Your task => Reproduce the entire listing word for word.

.....

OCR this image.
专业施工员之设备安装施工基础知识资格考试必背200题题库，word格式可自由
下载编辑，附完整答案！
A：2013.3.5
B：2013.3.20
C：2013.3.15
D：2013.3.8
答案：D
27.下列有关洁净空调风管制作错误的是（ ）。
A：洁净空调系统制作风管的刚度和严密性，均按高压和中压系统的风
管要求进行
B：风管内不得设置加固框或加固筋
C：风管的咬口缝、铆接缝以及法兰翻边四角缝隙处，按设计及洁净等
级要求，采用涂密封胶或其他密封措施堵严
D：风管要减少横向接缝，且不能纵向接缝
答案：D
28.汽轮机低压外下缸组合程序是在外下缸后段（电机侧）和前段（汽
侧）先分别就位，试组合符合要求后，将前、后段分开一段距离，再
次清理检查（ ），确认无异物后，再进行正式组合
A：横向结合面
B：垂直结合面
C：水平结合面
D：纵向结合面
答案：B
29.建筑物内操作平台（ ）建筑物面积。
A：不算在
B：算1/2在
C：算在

.....

Response =>
OCR this image.
专业施工员之设备安装施工基础知识资格考试必背200题题库，word格式可自由
下载编辑，附完整答案！
A：2013.3.5
B：2013.3.20
C：2013.3.15
D：2013.3.8
答案：D
27.下列有关洁净空调风管制作错误的是（ ）。
A：洁净空调系统制作风管的刚度和严密性，均按高压和中压系统的风
管要求进行
B：风管内不得设置加固框或加固筋
C：风管的咬口缝、铆接缝以及法兰翻边四角缝隙处，按设计及洁净等
级要求，采用涂密封胶或其他密封措施堵严
D：风管要减少横向接缝，且不能纵向接缝
答案：D
28.汽轮机低压外下缸组合程序是在外下缸后段（电机侧）和前段（汽
侧）先分别就位，试组合符合要求后，将前、后段分开一段距离，再
次清理检查（ ），确认无异物后，再进行正式组合
A：横向结合面
B：垂直结合面
C：水平结合面
D：纵向结合面
答案：B
29.建筑物内操作平台（ ）建筑物面积。
A：不算在
B：算1/2在
C：算在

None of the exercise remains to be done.